**WHAT YOU HAVE TO DO:**
All the data below goes into the copy word for word, but the pictures don't.

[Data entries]
━━━━
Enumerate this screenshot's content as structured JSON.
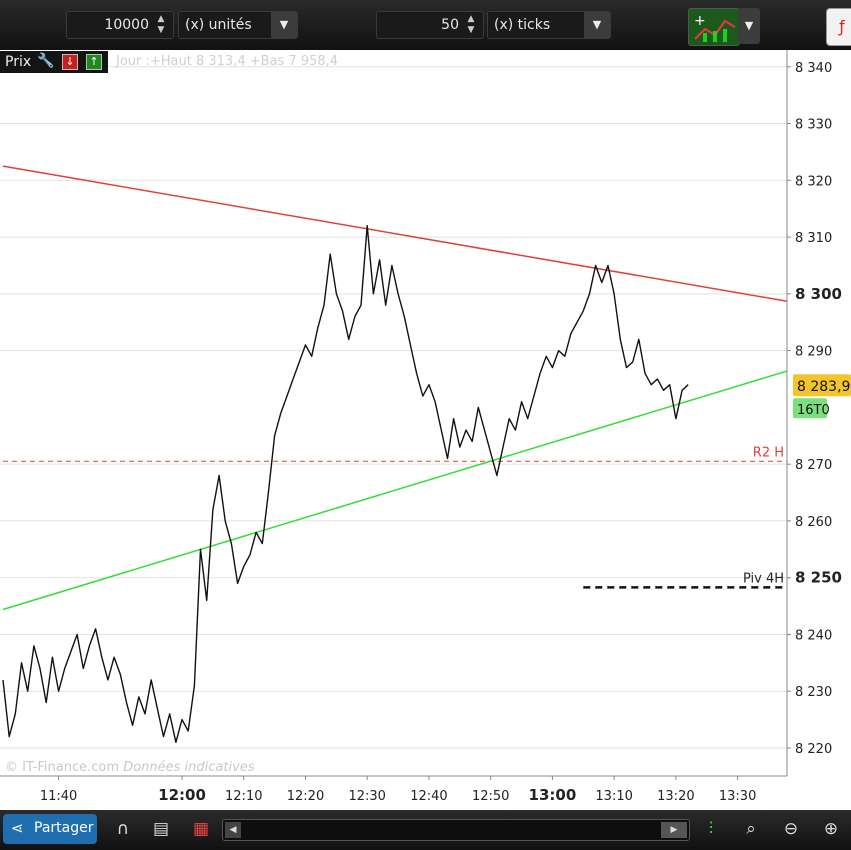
{
  "toolbar": {
    "quantity_value": "10000",
    "quantity_unit": "(x) unités",
    "ticks_value": "50",
    "ticks_unit": "(x) ticks"
  },
  "chart_header": {
    "label": "Prix",
    "info": "Jour :+Haut 8 313,4 +Bas 7 958,4"
  },
  "watermark": {
    "brand": "© IT-Finance.com",
    "note": "Données indicatives"
  },
  "bottombar": {
    "share_label": "Partager"
  },
  "colors": {
    "resistance": "#e0403a",
    "support": "#33dd33",
    "r2_level": "#e0403a",
    "pivot": "#111111",
    "price_badge": "#f2c52c",
    "ticks_badge": "#7be07b"
  },
  "chart_data": {
    "type": "line",
    "ylim": [
      8216,
      8343
    ],
    "y_ticks": [
      {
        "value": 8220,
        "label": "8 220"
      },
      {
        "value": 8230,
        "label": "8 230"
      },
      {
        "value": 8240,
        "label": "8 240"
      },
      {
        "value": 8250,
        "label": "8 250",
        "bold": true
      },
      {
        "value": 8260,
        "label": "8 260"
      },
      {
        "value": 8270,
        "label": "8 270"
      },
      {
        "value": 8290,
        "label": "8 290"
      },
      {
        "value": 8300,
        "label": "8 300",
        "bold": true
      },
      {
        "value": 8310,
        "label": "8 310"
      },
      {
        "value": 8320,
        "label": "8 320"
      },
      {
        "value": 8330,
        "label": "8 330"
      },
      {
        "value": 8340,
        "label": "8 340"
      }
    ],
    "x_ticks": [
      {
        "label": "11:40",
        "bold": false
      },
      {
        "label": "12:00",
        "bold": true
      },
      {
        "label": "12:10",
        "bold": false
      },
      {
        "label": "12:20",
        "bold": false
      },
      {
        "label": "12:30",
        "bold": false
      },
      {
        "label": "12:40",
        "bold": false
      },
      {
        "label": "12:50",
        "bold": false
      },
      {
        "label": "13:00",
        "bold": true
      },
      {
        "label": "13:10",
        "bold": false
      },
      {
        "label": "13:20",
        "bold": false
      },
      {
        "label": "13:30",
        "bold": false
      }
    ],
    "x_range": [
      "11:31",
      "13:38"
    ],
    "series": [
      {
        "color": "#111111",
        "points": [
          [
            "11:31",
            8232
          ],
          [
            "11:32",
            8222
          ],
          [
            "11:33",
            8226
          ],
          [
            "11:34",
            8235
          ],
          [
            "11:35",
            8230
          ],
          [
            "11:36",
            8238
          ],
          [
            "11:37",
            8234
          ],
          [
            "11:38",
            8228
          ],
          [
            "11:39",
            8236
          ],
          [
            "11:40",
            8230
          ],
          [
            "11:41",
            8234
          ],
          [
            "11:42",
            8237
          ],
          [
            "11:43",
            8240
          ],
          [
            "11:44",
            8234
          ],
          [
            "11:45",
            8238
          ],
          [
            "11:46",
            8241
          ],
          [
            "11:47",
            8236
          ],
          [
            "11:48",
            8232
          ],
          [
            "11:49",
            8236
          ],
          [
            "11:50",
            8233
          ],
          [
            "11:51",
            8228
          ],
          [
            "11:52",
            8224
          ],
          [
            "11:53",
            8229
          ],
          [
            "11:54",
            8226
          ],
          [
            "11:55",
            8232
          ],
          [
            "11:56",
            8227
          ],
          [
            "11:57",
            8222
          ],
          [
            "11:58",
            8226
          ],
          [
            "11:59",
            8221
          ],
          [
            "12:00",
            8225
          ],
          [
            "12:01",
            8223
          ],
          [
            "12:02",
            8231
          ],
          [
            "12:03",
            8255
          ],
          [
            "12:04",
            8246
          ],
          [
            "12:05",
            8262
          ],
          [
            "12:06",
            8268
          ],
          [
            "12:07",
            8260
          ],
          [
            "12:08",
            8256
          ],
          [
            "12:09",
            8249
          ],
          [
            "12:10",
            8252
          ],
          [
            "12:11",
            8254
          ],
          [
            "12:12",
            8258
          ],
          [
            "12:13",
            8256
          ],
          [
            "12:14",
            8265
          ],
          [
            "12:15",
            8275
          ],
          [
            "12:16",
            8279
          ],
          [
            "12:17",
            8282
          ],
          [
            "12:18",
            8285
          ],
          [
            "12:19",
            8288
          ],
          [
            "12:20",
            8291
          ],
          [
            "12:21",
            8289
          ],
          [
            "12:22",
            8294
          ],
          [
            "12:23",
            8298
          ],
          [
            "12:24",
            8307
          ],
          [
            "12:25",
            8300
          ],
          [
            "12:26",
            8297
          ],
          [
            "12:27",
            8292
          ],
          [
            "12:28",
            8296
          ],
          [
            "12:29",
            8298
          ],
          [
            "12:30",
            8312
          ],
          [
            "12:31",
            8300
          ],
          [
            "12:32",
            8306
          ],
          [
            "12:33",
            8298
          ],
          [
            "12:34",
            8305
          ],
          [
            "12:35",
            8300
          ],
          [
            "12:36",
            8296
          ],
          [
            "12:37",
            8291
          ],
          [
            "12:38",
            8286
          ],
          [
            "12:39",
            8282
          ],
          [
            "12:40",
            8284
          ],
          [
            "12:41",
            8281
          ],
          [
            "12:42",
            8276
          ],
          [
            "12:43",
            8271
          ],
          [
            "12:44",
            8278
          ],
          [
            "12:45",
            8273
          ],
          [
            "12:46",
            8276
          ],
          [
            "12:47",
            8274
          ],
          [
            "12:48",
            8280
          ],
          [
            "12:49",
            8276
          ],
          [
            "12:50",
            8272
          ],
          [
            "12:51",
            8268
          ],
          [
            "12:52",
            8273
          ],
          [
            "12:53",
            8278
          ],
          [
            "12:54",
            8276
          ],
          [
            "12:55",
            8281
          ],
          [
            "12:56",
            8278
          ],
          [
            "12:57",
            8282
          ],
          [
            "12:58",
            8286
          ],
          [
            "12:59",
            8289
          ],
          [
            "13:00",
            8287
          ],
          [
            "13:01",
            8290
          ],
          [
            "13:02",
            8289
          ],
          [
            "13:03",
            8293
          ],
          [
            "13:04",
            8295
          ],
          [
            "13:05",
            8297
          ],
          [
            "13:06",
            8300
          ],
          [
            "13:07",
            8305
          ],
          [
            "13:08",
            8302
          ],
          [
            "13:09",
            8305
          ],
          [
            "13:10",
            8300
          ],
          [
            "13:11",
            8292
          ],
          [
            "13:12",
            8287
          ],
          [
            "13:13",
            8288
          ],
          [
            "13:14",
            8292
          ],
          [
            "13:15",
            8286
          ],
          [
            "13:16",
            8284
          ],
          [
            "13:17",
            8285
          ],
          [
            "13:18",
            8283
          ],
          [
            "13:19",
            8284
          ],
          [
            "13:20",
            8278
          ],
          [
            "13:21",
            8283
          ],
          [
            "13:22",
            8284
          ]
        ]
      }
    ],
    "trendlines": [
      {
        "name": "resistance",
        "from": [
          "11:31",
          8322.5
        ],
        "to": [
          "13:38",
          8298.7
        ]
      },
      {
        "name": "support",
        "from": [
          "11:31",
          8244.4
        ],
        "to": [
          "13:38",
          8286.4
        ]
      }
    ],
    "levels": [
      {
        "name": "R2 H",
        "value": 8270.5,
        "style": "dashed-red",
        "from": "11:31",
        "to": "13:38"
      },
      {
        "name": "Piv 4H",
        "value": 8248.3,
        "style": "dashed-black",
        "from": "13:05",
        "to": "13:38"
      }
    ],
    "current_price": {
      "value": 8283.9,
      "label": "8 283,9"
    },
    "ticks_badge": {
      "label": "16T",
      "suffix": "0"
    },
    "grid": true
  }
}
━━━━
**PROBLEM SOLUTION:**
Enumerate this screenshot's content as structured JSON.
{
  "toolbar": {
    "quantity_value": "10000",
    "quantity_unit": "(x) unités",
    "ticks_value": "50",
    "ticks_unit": "(x) ticks"
  },
  "chart_header": {
    "label": "Prix",
    "info": "Jour :+Haut 8 313,4 +Bas 7 958,4"
  },
  "watermark": {
    "brand": "© IT-Finance.com",
    "note": "Données indicatives"
  },
  "bottombar": {
    "share_label": "Partager"
  },
  "colors": {
    "resistance": "#e0403a",
    "support": "#33dd33",
    "r2_level": "#e0403a",
    "pivot": "#111111",
    "price_badge": "#f2c52c",
    "ticks_badge": "#7be07b"
  },
  "chart_data": {
    "type": "line",
    "ylim": [
      8216,
      8343
    ],
    "y_ticks": [
      {
        "value": 8220,
        "label": "8 220"
      },
      {
        "value": 8230,
        "label": "8 230"
      },
      {
        "value": 8240,
        "label": "8 240"
      },
      {
        "value": 8250,
        "label": "8 250",
        "bold": true
      },
      {
        "value": 8260,
        "label": "8 260"
      },
      {
        "value": 8270,
        "label": "8 270"
      },
      {
        "value": 8290,
        "label": "8 290"
      },
      {
        "value": 8300,
        "label": "8 300",
        "bold": true
      },
      {
        "value": 8310,
        "label": "8 310"
      },
      {
        "value": 8320,
        "label": "8 320"
      },
      {
        "value": 8330,
        "label": "8 330"
      },
      {
        "value": 8340,
        "label": "8 340"
      }
    ],
    "x_ticks": [
      {
        "label": "11:40",
        "bold": false
      },
      {
        "label": "12:00",
        "bold": true
      },
      {
        "label": "12:10",
        "bold": false
      },
      {
        "label": "12:20",
        "bold": false
      },
      {
        "label": "12:30",
        "bold": false
      },
      {
        "label": "12:40",
        "bold": false
      },
      {
        "label": "12:50",
        "bold": false
      },
      {
        "label": "13:00",
        "bold": true
      },
      {
        "label": "13:10",
        "bold": false
      },
      {
        "label": "13:20",
        "bold": false
      },
      {
        "label": "13:30",
        "bold": false
      }
    ],
    "x_range": [
      "11:31",
      "13:38"
    ],
    "series": [
      {
        "color": "#111111",
        "points": [
          [
            "11:31",
            8232
          ],
          [
            "11:32",
            8222
          ],
          [
            "11:33",
            8226
          ],
          [
            "11:34",
            8235
          ],
          [
            "11:35",
            8230
          ],
          [
            "11:36",
            8238
          ],
          [
            "11:37",
            8234
          ],
          [
            "11:38",
            8228
          ],
          [
            "11:39",
            8236
          ],
          [
            "11:40",
            8230
          ],
          [
            "11:41",
            8234
          ],
          [
            "11:42",
            8237
          ],
          [
            "11:43",
            8240
          ],
          [
            "11:44",
            8234
          ],
          [
            "11:45",
            8238
          ],
          [
            "11:46",
            8241
          ],
          [
            "11:47",
            8236
          ],
          [
            "11:48",
            8232
          ],
          [
            "11:49",
            8236
          ],
          [
            "11:50",
            8233
          ],
          [
            "11:51",
            8228
          ],
          [
            "11:52",
            8224
          ],
          [
            "11:53",
            8229
          ],
          [
            "11:54",
            8226
          ],
          [
            "11:55",
            8232
          ],
          [
            "11:56",
            8227
          ],
          [
            "11:57",
            8222
          ],
          [
            "11:58",
            8226
          ],
          [
            "11:59",
            8221
          ],
          [
            "12:00",
            8225
          ],
          [
            "12:01",
            8223
          ],
          [
            "12:02",
            8231
          ],
          [
            "12:03",
            8255
          ],
          [
            "12:04",
            8246
          ],
          [
            "12:05",
            8262
          ],
          [
            "12:06",
            8268
          ],
          [
            "12:07",
            8260
          ],
          [
            "12:08",
            8256
          ],
          [
            "12:09",
            8249
          ],
          [
            "12:10",
            8252
          ],
          [
            "12:11",
            8254
          ],
          [
            "12:12",
            8258
          ],
          [
            "12:13",
            8256
          ],
          [
            "12:14",
            8265
          ],
          [
            "12:15",
            8275
          ],
          [
            "12:16",
            8279
          ],
          [
            "12:17",
            8282
          ],
          [
            "12:18",
            8285
          ],
          [
            "12:19",
            8288
          ],
          [
            "12:20",
            8291
          ],
          [
            "12:21",
            8289
          ],
          [
            "12:22",
            8294
          ],
          [
            "12:23",
            8298
          ],
          [
            "12:24",
            8307
          ],
          [
            "12:25",
            8300
          ],
          [
            "12:26",
            8297
          ],
          [
            "12:27",
            8292
          ],
          [
            "12:28",
            8296
          ],
          [
            "12:29",
            8298
          ],
          [
            "12:30",
            8312
          ],
          [
            "12:31",
            8300
          ],
          [
            "12:32",
            8306
          ],
          [
            "12:33",
            8298
          ],
          [
            "12:34",
            8305
          ],
          [
            "12:35",
            8300
          ],
          [
            "12:36",
            8296
          ],
          [
            "12:37",
            8291
          ],
          [
            "12:38",
            8286
          ],
          [
            "12:39",
            8282
          ],
          [
            "12:40",
            8284
          ],
          [
            "12:41",
            8281
          ],
          [
            "12:42",
            8276
          ],
          [
            "12:43",
            8271
          ],
          [
            "12:44",
            8278
          ],
          [
            "12:45",
            8273
          ],
          [
            "12:46",
            8276
          ],
          [
            "12:47",
            8274
          ],
          [
            "12:48",
            8280
          ],
          [
            "12:49",
            8276
          ],
          [
            "12:50",
            8272
          ],
          [
            "12:51",
            8268
          ],
          [
            "12:52",
            8273
          ],
          [
            "12:53",
            8278
          ],
          [
            "12:54",
            8276
          ],
          [
            "12:55",
            8281
          ],
          [
            "12:56",
            8278
          ],
          [
            "12:57",
            8282
          ],
          [
            "12:58",
            8286
          ],
          [
            "12:59",
            8289
          ],
          [
            "13:00",
            8287
          ],
          [
            "13:01",
            8290
          ],
          [
            "13:02",
            8289
          ],
          [
            "13:03",
            8293
          ],
          [
            "13:04",
            8295
          ],
          [
            "13:05",
            8297
          ],
          [
            "13:06",
            8300
          ],
          [
            "13:07",
            8305
          ],
          [
            "13:08",
            8302
          ],
          [
            "13:09",
            8305
          ],
          [
            "13:10",
            8300
          ],
          [
            "13:11",
            8292
          ],
          [
            "13:12",
            8287
          ],
          [
            "13:13",
            8288
          ],
          [
            "13:14",
            8292
          ],
          [
            "13:15",
            8286
          ],
          [
            "13:16",
            8284
          ],
          [
            "13:17",
            8285
          ],
          [
            "13:18",
            8283
          ],
          [
            "13:19",
            8284
          ],
          [
            "13:20",
            8278
          ],
          [
            "13:21",
            8283
          ],
          [
            "13:22",
            8284
          ]
        ]
      }
    ],
    "trendlines": [
      {
        "name": "resistance",
        "from": [
          "11:31",
          8322.5
        ],
        "to": [
          "13:38",
          8298.7
        ]
      },
      {
        "name": "support",
        "from": [
          "11:31",
          8244.4
        ],
        "to": [
          "13:38",
          8286.4
        ]
      }
    ],
    "levels": [
      {
        "name": "R2 H",
        "value": 8270.5,
        "style": "dashed-red",
        "from": "11:31",
        "to": "13:38"
      },
      {
        "name": "Piv 4H",
        "value": 8248.3,
        "style": "dashed-black",
        "from": "13:05",
        "to": "13:38"
      }
    ],
    "current_price": {
      "value": 8283.9,
      "label": "8 283,9"
    },
    "ticks_badge": {
      "label": "16T",
      "suffix": "0"
    },
    "grid": true
  }
}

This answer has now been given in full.